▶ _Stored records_
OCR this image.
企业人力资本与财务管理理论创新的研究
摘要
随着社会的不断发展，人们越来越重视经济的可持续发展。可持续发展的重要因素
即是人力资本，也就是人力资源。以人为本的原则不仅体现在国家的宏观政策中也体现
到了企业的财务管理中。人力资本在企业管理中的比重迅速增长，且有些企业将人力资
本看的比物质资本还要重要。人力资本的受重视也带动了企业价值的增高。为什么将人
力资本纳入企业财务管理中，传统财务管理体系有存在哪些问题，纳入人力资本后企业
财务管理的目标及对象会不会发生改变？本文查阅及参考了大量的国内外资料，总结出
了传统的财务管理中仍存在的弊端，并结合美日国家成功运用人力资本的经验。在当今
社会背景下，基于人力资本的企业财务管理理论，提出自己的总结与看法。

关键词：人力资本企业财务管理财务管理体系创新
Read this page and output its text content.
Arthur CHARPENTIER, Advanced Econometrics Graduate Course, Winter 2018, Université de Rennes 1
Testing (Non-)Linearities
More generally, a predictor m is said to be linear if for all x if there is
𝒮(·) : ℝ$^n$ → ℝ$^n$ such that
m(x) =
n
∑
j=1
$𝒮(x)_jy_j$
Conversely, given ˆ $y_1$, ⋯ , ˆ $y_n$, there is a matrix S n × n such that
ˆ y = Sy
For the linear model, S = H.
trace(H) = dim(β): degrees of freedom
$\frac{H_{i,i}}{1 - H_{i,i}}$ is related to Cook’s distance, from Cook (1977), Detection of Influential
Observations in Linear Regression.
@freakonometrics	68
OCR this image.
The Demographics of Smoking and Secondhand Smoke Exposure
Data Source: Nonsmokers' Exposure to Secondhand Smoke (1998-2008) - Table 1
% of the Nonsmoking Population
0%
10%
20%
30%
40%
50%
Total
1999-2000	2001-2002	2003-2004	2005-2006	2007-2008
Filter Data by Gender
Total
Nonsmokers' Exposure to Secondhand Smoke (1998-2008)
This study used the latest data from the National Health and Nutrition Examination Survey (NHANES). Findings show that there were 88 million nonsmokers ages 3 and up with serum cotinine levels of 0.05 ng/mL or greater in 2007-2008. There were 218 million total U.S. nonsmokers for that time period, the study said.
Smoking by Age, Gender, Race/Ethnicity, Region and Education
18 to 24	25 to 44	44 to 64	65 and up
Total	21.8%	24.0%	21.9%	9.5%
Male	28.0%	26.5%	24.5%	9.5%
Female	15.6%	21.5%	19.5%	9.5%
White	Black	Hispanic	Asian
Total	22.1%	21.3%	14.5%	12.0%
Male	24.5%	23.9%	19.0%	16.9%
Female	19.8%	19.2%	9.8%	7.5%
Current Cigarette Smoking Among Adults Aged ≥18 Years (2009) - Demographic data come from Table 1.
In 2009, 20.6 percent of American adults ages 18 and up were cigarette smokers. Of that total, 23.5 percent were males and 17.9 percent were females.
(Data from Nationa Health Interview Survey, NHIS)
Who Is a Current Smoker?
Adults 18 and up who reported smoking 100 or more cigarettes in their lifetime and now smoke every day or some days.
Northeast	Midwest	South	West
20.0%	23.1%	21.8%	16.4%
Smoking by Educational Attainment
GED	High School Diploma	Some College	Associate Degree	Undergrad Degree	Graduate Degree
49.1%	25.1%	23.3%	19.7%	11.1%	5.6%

▶ _PROBLEM STATEMENT_
Determine how many of the lines above hold the word "ages", and output that number by itself.

▶ _SOLUTION TO THE EXERCISE_
2